_GIVEN TASK_
Output every line below exactly.

(Data records)
'''

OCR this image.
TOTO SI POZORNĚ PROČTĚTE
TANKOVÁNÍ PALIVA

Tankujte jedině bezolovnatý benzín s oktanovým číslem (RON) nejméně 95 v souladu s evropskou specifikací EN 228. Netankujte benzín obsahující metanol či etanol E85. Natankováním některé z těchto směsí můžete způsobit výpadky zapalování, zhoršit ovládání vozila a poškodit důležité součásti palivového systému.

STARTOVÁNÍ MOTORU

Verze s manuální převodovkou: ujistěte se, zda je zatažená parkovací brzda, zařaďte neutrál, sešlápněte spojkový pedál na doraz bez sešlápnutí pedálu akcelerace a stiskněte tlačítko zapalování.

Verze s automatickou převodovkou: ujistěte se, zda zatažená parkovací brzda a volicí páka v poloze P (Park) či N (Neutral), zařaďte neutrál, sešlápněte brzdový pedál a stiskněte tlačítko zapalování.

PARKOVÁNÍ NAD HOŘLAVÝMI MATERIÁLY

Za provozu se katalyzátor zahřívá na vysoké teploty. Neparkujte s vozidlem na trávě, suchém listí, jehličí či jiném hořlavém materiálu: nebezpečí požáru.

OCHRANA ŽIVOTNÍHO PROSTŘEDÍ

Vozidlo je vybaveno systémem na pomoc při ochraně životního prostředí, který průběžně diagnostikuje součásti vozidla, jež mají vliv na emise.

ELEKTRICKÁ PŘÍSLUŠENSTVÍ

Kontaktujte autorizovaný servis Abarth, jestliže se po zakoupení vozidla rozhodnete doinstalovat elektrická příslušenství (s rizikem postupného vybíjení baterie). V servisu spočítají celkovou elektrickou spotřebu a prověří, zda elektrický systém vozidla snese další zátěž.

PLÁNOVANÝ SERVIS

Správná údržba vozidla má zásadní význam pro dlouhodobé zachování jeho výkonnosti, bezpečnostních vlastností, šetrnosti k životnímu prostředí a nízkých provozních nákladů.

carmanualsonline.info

'''

_CORRECT RESULT_
OCR this image.
TOTO SI POZORNĚ PROČTĚTE
TANKOVÁNÍ PALIVA

Tankujte jedině bezolovnatý benzín s oktanovým číslem (RON) nejméně 95 v souladu s evropskou specifikací EN 228. Netankujte benzín obsahující metanol či etanol E85. Natankováním některé z těchto směsí můžete způsobit výpadky zapalování, zhoršit ovládání vozila a poškodit důležité součásti palivového systému.

STARTOVÁNÍ MOTORU

Verze s manuální převodovkou: ujistěte se, zda je zatažená parkovací brzda, zařaďte neutrál, sešlápněte spojkový pedál na doraz bez sešlápnutí pedálu akcelerace a stiskněte tlačítko zapalování.

Verze s automatickou převodovkou: ujistěte se, zda zatažená parkovací brzda a volicí páka v poloze P (Park) či N (Neutral), zařaďte neutrál, sešlápněte brzdový pedál a stiskněte tlačítko zapalování.

PARKOVÁNÍ NAD HOŘLAVÝMI MATERIÁLY

Za provozu se katalyzátor zahřívá na vysoké teploty. Neparkujte s vozidlem na trávě, suchém listí, jehličí či jiném hořlavém materiálu: nebezpečí požáru.

OCHRANA ŽIVOTNÍHO PROSTŘEDÍ

Vozidlo je vybaveno systémem na pomoc při ochraně životního prostředí, který průběžně diagnostikuje součásti vozidla, jež mají vliv na emise.

ELEKTRICKÁ PŘÍSLUŠENSTVÍ

Kontaktujte autorizovaný servis Abarth, jestliže se po zakoupení vozidla rozhodnete doinstalovat elektrická příslušenství (s rizikem postupného vybíjení baterie). V servisu spočítají celkovou elektrickou spotřebu a prověří, zda elektrický systém vozidla snese další zátěž.

PLÁNOVANÝ SERVIS

Správná údržba vozidla má zásadní význam pro dlouhodobé zachování jeho výkonnosti, bezpečnostních vlastností, šetrnosti k životnímu prostředí a nízkých provozních nákladů.

carmanualsonline.info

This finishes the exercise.